■ **Aim of the task**: What is the number of lines containing "screenshot"? Give only that number.

(Collected data entries)
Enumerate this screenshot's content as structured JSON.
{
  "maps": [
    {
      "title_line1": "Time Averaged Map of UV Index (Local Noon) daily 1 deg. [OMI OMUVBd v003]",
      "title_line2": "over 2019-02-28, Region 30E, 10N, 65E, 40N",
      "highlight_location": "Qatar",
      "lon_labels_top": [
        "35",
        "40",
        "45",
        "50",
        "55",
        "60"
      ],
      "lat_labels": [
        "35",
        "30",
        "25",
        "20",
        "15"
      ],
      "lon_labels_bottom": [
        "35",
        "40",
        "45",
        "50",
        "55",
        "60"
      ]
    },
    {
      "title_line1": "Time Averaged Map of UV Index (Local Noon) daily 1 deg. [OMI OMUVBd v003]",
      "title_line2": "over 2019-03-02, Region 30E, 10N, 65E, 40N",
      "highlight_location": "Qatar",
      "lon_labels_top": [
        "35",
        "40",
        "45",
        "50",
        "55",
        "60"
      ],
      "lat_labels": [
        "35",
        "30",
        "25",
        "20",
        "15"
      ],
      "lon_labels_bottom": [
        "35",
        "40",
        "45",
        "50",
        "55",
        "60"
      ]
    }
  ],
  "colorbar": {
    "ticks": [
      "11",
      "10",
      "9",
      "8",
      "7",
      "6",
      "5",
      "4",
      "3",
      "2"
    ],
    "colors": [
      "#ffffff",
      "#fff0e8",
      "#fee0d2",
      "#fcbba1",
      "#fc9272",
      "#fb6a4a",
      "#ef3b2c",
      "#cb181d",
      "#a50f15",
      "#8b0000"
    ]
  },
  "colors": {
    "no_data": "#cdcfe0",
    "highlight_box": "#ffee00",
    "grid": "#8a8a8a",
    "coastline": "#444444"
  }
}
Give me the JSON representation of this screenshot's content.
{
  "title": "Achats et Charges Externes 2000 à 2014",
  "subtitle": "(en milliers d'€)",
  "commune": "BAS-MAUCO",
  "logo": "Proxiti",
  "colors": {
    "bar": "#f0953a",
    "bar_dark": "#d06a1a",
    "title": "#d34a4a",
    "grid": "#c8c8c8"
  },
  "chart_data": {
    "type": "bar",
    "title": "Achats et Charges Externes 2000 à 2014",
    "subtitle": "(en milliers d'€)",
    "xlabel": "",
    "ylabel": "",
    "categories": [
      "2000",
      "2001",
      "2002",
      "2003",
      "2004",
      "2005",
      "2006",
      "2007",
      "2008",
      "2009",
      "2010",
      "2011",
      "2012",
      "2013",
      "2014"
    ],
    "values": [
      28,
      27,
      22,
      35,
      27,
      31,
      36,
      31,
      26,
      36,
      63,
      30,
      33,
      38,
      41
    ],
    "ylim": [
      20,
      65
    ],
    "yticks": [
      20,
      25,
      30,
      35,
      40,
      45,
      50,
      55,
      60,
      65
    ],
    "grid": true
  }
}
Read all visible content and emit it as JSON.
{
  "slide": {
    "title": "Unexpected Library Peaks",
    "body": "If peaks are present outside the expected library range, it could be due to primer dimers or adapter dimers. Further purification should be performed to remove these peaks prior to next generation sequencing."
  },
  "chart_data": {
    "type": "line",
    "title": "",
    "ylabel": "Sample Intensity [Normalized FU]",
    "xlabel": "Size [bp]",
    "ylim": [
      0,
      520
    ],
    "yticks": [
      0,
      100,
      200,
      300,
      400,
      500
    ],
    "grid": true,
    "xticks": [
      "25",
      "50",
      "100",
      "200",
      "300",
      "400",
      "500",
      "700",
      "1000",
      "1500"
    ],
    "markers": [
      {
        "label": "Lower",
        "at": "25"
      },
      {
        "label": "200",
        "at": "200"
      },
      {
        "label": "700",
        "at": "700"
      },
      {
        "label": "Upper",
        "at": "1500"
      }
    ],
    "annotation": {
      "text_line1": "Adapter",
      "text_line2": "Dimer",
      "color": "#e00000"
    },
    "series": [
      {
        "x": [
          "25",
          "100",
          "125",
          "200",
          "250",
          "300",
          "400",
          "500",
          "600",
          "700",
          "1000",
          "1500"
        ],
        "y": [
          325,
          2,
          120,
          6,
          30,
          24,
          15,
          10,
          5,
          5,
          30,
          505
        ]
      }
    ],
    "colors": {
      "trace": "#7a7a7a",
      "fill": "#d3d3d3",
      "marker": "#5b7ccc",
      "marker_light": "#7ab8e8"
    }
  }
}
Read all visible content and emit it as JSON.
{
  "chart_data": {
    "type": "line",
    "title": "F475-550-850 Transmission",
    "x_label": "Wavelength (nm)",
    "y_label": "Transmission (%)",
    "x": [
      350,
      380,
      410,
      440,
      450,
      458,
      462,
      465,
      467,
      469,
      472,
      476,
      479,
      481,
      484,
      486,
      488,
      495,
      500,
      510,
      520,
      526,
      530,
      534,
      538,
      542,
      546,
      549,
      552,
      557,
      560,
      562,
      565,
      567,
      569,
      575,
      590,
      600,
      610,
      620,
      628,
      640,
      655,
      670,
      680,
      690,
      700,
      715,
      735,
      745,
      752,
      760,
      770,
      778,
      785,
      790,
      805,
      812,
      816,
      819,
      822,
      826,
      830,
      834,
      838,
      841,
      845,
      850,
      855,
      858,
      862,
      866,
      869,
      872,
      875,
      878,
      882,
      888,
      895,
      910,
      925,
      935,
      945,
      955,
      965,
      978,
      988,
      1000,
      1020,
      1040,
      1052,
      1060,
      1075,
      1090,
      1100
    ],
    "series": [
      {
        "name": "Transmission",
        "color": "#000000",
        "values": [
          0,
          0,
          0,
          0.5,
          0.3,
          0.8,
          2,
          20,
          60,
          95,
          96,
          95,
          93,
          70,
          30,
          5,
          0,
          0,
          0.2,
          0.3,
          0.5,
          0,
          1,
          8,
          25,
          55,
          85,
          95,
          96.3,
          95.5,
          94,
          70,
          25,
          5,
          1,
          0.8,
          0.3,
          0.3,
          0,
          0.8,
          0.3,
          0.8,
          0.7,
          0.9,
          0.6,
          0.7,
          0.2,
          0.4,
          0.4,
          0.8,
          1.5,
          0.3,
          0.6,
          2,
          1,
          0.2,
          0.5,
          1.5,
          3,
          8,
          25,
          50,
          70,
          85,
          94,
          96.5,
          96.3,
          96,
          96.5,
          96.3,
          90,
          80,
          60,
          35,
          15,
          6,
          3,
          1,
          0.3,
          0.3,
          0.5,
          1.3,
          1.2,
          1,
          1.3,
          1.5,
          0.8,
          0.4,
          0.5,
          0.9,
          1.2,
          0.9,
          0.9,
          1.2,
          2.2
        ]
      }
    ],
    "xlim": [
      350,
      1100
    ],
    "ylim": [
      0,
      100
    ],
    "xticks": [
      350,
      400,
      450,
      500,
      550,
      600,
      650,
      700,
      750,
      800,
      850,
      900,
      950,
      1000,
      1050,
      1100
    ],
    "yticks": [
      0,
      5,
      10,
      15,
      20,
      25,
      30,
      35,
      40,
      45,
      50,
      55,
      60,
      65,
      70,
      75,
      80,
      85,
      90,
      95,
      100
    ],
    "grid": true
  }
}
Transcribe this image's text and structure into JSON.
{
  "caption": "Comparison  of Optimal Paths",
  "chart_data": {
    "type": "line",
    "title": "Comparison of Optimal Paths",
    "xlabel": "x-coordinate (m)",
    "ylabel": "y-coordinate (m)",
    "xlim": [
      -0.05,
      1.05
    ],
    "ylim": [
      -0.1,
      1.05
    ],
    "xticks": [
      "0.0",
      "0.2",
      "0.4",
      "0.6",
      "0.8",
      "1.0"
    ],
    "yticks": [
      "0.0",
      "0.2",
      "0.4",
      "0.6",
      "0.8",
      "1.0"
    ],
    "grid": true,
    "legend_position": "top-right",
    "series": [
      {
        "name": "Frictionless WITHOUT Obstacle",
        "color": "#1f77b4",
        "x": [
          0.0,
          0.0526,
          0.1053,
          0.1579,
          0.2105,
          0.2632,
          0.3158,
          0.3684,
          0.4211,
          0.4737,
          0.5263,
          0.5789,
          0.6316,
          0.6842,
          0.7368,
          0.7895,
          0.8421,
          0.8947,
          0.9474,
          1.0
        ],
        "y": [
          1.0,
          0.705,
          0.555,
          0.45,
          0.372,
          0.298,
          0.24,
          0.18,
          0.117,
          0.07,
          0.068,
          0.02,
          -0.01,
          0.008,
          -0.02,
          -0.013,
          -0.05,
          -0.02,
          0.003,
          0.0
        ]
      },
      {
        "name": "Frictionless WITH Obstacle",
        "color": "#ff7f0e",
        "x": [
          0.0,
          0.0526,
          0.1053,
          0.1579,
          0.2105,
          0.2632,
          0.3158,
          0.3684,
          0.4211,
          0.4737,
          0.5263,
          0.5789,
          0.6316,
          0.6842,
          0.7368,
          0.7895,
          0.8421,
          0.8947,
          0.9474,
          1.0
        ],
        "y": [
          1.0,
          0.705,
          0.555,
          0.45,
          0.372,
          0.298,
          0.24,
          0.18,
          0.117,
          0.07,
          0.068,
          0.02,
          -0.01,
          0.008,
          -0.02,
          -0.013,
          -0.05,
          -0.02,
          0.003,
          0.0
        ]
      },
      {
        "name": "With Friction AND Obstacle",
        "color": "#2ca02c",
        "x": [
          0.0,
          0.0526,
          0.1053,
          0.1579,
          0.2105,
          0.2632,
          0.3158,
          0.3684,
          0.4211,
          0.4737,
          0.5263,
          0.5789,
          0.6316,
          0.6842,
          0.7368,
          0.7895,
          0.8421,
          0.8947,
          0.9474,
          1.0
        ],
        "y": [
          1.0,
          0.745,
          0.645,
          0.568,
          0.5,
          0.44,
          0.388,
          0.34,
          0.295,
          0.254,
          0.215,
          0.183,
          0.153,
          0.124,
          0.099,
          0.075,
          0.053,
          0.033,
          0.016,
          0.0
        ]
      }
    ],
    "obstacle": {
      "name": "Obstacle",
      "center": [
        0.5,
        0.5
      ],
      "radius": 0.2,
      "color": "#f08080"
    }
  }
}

■ **Result for this task**: 2